>>>

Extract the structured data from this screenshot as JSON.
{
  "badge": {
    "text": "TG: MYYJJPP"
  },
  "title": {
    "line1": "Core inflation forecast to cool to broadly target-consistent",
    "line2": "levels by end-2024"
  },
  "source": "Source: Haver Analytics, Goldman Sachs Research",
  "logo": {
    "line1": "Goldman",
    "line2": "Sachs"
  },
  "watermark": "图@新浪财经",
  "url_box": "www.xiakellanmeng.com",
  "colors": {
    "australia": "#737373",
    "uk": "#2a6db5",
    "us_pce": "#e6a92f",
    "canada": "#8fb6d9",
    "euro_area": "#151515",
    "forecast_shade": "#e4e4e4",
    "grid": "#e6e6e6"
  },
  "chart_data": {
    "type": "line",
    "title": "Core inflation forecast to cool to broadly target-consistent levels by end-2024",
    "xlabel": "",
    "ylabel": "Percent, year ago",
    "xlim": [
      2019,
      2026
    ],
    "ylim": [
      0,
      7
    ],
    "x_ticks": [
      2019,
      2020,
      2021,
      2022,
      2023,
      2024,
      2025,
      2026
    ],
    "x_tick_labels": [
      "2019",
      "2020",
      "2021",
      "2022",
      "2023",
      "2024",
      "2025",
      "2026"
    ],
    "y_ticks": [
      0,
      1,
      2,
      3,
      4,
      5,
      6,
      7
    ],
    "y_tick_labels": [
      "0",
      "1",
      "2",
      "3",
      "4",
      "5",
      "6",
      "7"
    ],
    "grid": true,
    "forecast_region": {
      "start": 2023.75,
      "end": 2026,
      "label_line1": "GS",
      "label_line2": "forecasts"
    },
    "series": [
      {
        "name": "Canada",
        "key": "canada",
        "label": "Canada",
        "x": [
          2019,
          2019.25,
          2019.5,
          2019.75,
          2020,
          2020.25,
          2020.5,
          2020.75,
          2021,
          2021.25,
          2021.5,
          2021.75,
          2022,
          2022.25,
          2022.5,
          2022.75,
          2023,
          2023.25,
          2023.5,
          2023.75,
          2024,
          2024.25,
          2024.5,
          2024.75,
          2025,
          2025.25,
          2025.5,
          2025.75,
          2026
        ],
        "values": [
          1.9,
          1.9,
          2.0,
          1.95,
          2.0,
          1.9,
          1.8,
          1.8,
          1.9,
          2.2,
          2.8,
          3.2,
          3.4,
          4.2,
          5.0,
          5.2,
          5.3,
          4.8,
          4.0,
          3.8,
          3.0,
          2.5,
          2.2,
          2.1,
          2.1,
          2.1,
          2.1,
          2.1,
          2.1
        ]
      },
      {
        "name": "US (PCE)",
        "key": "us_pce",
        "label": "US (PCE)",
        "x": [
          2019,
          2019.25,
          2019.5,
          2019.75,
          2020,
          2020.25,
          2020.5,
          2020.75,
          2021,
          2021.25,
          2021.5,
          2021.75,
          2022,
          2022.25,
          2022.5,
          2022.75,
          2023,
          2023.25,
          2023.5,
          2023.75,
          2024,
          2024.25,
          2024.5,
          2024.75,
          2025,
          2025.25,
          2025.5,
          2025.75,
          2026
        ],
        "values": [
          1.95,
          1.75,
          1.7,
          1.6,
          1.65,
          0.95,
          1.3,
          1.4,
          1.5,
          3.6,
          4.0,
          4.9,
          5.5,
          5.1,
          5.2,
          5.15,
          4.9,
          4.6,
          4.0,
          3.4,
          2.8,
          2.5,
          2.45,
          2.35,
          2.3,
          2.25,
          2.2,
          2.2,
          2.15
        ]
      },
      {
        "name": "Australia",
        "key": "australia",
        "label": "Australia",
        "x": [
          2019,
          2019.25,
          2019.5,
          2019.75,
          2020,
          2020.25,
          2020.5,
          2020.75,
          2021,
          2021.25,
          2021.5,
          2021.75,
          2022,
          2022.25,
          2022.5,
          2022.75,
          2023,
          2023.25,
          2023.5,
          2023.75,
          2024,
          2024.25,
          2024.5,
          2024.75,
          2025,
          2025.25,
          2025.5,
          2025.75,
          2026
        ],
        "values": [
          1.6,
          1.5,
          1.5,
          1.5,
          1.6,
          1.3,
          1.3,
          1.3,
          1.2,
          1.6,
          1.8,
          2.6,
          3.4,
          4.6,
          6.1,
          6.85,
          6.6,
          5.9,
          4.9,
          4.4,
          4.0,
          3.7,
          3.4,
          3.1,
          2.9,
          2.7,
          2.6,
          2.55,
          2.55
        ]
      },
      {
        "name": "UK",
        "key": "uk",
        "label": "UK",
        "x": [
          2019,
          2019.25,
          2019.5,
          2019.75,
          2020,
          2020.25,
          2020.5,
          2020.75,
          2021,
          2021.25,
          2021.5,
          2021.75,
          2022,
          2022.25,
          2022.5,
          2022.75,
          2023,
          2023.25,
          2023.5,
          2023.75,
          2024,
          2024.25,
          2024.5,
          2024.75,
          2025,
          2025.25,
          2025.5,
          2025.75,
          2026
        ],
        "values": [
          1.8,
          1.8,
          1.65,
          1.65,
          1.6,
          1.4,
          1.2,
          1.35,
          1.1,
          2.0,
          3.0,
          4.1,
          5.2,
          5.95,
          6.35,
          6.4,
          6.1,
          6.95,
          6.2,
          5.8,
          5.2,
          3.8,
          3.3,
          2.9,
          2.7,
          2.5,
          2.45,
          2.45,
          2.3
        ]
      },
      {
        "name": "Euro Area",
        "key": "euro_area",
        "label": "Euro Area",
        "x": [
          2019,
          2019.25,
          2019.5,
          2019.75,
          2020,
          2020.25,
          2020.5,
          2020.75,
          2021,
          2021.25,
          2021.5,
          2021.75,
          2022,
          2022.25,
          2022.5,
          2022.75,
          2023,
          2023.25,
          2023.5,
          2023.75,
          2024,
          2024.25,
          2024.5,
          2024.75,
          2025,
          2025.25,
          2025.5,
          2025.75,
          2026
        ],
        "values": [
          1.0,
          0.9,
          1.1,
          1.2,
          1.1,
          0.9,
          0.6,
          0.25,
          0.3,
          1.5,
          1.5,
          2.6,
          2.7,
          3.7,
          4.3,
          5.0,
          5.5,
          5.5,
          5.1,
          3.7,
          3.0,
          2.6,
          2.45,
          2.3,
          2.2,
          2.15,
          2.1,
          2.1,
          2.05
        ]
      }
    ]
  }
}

<<<

> **To be done**
Restate the whole of the material exactly.

> **The completed task**
Extract the structured data from this screenshot as JSON.
{
  "badge": {
    "text": "TG: MYYJJPP"
  },
  "title": {
    "line1": "Core inflation forecast to cool to broadly target-consistent",
    "line2": "levels by end-2024"
  },
  "source": "Source: Haver Analytics, Goldman Sachs Research",
  "logo": {
    "line1": "Goldman",
    "line2": "Sachs"
  },
  "watermark": "图@新浪财经",
  "url_box": "www.xiakellanmeng.com",
  "colors": {
    "australia": "#737373",
    "uk": "#2a6db5",
    "us_pce": "#e6a92f",
    "canada": "#8fb6d9",
    "euro_area": "#151515",
    "forecast_shade": "#e4e4e4",
    "grid": "#e6e6e6"
  },
  "chart_data": {
    "type": "line",
    "title": "Core inflation forecast to cool to broadly target-consistent levels by end-2024",
    "xlabel": "",
    "ylabel": "Percent, year ago",
    "xlim": [
      2019,
      2026
    ],
    "ylim": [
      0,
      7
    ],
    "x_ticks": [
      2019,
      2020,
      2021,
      2022,
      2023,
      2024,
      2025,
      2026
    ],
    "x_tick_labels": [
      "2019",
      "2020",
      "2021",
      "2022",
      "2023",
      "2024",
      "2025",
      "2026"
    ],
    "y_ticks": [
      0,
      1,
      2,
      3,
      4,
      5,
      6,
      7
    ],
    "y_tick_labels": [
      "0",
      "1",
      "2",
      "3",
      "4",
      "5",
      "6",
      "7"
    ],
    "grid": true,
    "forecast_region": {
      "start": 2023.75,
      "end": 2026,
      "label_line1": "GS",
      "label_line2": "forecasts"
    },
    "series": [
      {
        "name": "Canada",
        "key": "canada",
        "label": "Canada",
        "x": [
          2019,
          2019.25,
          2019.5,
          2019.75,
          2020,
          2020.25,
          2020.5,
          2020.75,
          2021,
          2021.25,
          2021.5,
          2021.75,
          2022,
          2022.25,
          2022.5,
          2022.75,
          2023,
          2023.25,
          2023.5,
          2023.75,
          2024,
          2024.25,
          2024.5,
          2024.75,
          2025,
          2025.25,
          2025.5,
          2025.75,
          2026
        ],
        "values": [
          1.9,
          1.9,
          2.0,
          1.95,
          2.0,
          1.9,
          1.8,
          1.8,
          1.9,
          2.2,
          2.8,
          3.2,
          3.4,
          4.2,
          5.0,
          5.2,
          5.3,
          4.8,
          4.0,
          3.8,
          3.0,
          2.5,
          2.2,
          2.1,
          2.1,
          2.1,
          2.1,
          2.1,
          2.1
        ]
      },
      {
        "name": "US (PCE)",
        "key": "us_pce",
        "label": "US (PCE)",
        "x": [
          2019,
          2019.25,
          2019.5,
          2019.75,
          2020,
          2020.25,
          2020.5,
          2020.75,
          2021,
          2021.25,
          2021.5,
          2021.75,
          2022,
          2022.25,
          2022.5,
          2022.75,
          2023,
          2023.25,
          2023.5,
          2023.75,
          2024,
          2024.25,
          2024.5,
          2024.75,
          2025,
          2025.25,
          2025.5,
          2025.75,
          2026
        ],
        "values": [
          1.95,
          1.75,
          1.7,
          1.6,
          1.65,
          0.95,
          1.3,
          1.4,
          1.5,
          3.6,
          4.0,
          4.9,
          5.5,
          5.1,
          5.2,
          5.15,
          4.9,
          4.6,
          4.0,
          3.4,
          2.8,
          2.5,
          2.45,
          2.35,
          2.3,
          2.25,
          2.2,
          2.2,
          2.15
        ]
      },
      {
        "name": "Australia",
        "key": "australia",
        "label": "Australia",
        "x": [
          2019,
          2019.25,
          2019.5,
          2019.75,
          2020,
          2020.25,
          2020.5,
          2020.75,
          2021,
          2021.25,
          2021.5,
          2021.75,
          2022,
          2022.25,
          2022.5,
          2022.75,
          2023,
          2023.25,
          2023.5,
          2023.75,
          2024,
          2024.25,
          2024.5,
          2024.75,
          2025,
          2025.25,
          2025.5,
          2025.75,
          2026
        ],
        "values": [
          1.6,
          1.5,
          1.5,
          1.5,
          1.6,
          1.3,
          1.3,
          1.3,
          1.2,
          1.6,
          1.8,
          2.6,
          3.4,
          4.6,
          6.1,
          6.85,
          6.6,
          5.9,
          4.9,
          4.4,
          4.0,
          3.7,
          3.4,
          3.1,
          2.9,
          2.7,
          2.6,
          2.55,
          2.55
        ]
      },
      {
        "name": "UK",
        "key": "uk",
        "label": "UK",
        "x": [
          2019,
          2019.25,
          2019.5,
          2019.75,
          2020,
          2020.25,
          2020.5,
          2020.75,
          2021,
          2021.25,
          2021.5,
          2021.75,
          2022,
          2022.25,
          2022.5,
          2022.75,
          2023,
          2023.25,
          2023.5,
          2023.75,
          2024,
          2024.25,
          2024.5,
          2024.75,
          2025,
          2025.25,
          2025.5,
          2025.75,
          2026
        ],
        "values": [
          1.8,
          1.8,
          1.65,
          1.65,
          1.6,
          1.4,
          1.2,
          1.35,
          1.1,
          2.0,
          3.0,
          4.1,
          5.2,
          5.95,
          6.35,
          6.4,
          6.1,
          6.95,
          6.2,
          5.8,
          5.2,
          3.8,
          3.3,
          2.9,
          2.7,
          2.5,
          2.45,
          2.45,
          2.3
        ]
      },
      {
        "name": "Euro Area",
        "key": "euro_area",
        "label": "Euro Area",
        "x": [
          2019,
          2019.25,
          2019.5,
          2019.75,
          2020,
          2020.25,
          2020.5,
          2020.75,
          2021,
          2021.25,
          2021.5,
          2021.75,
          2022,
          2022.25,
          2022.5,
          2022.75,
          2023,
          2023.25,
          2023.5,
          2023.75,
          2024,
          2024.25,
          2024.5,
          2024.75,
          2025,
          2025.25,
          2025.5,
          2025.75,
          2026
        ],
        "values": [
          1.0,
          0.9,
          1.1,
          1.2,
          1.1,
          0.9,
          0.6,
          0.25,
          0.3,
          1.5,
          1.5,
          2.6,
          2.7,
          3.7,
          4.3,
          5.0,
          5.5,
          5.5,
          5.1,
          3.7,
          3.0,
          2.6,
          2.45,
          2.3,
          2.2,
          2.15,
          2.1,
          2.1,
          2.05
        ]
      }
    ]
  }
}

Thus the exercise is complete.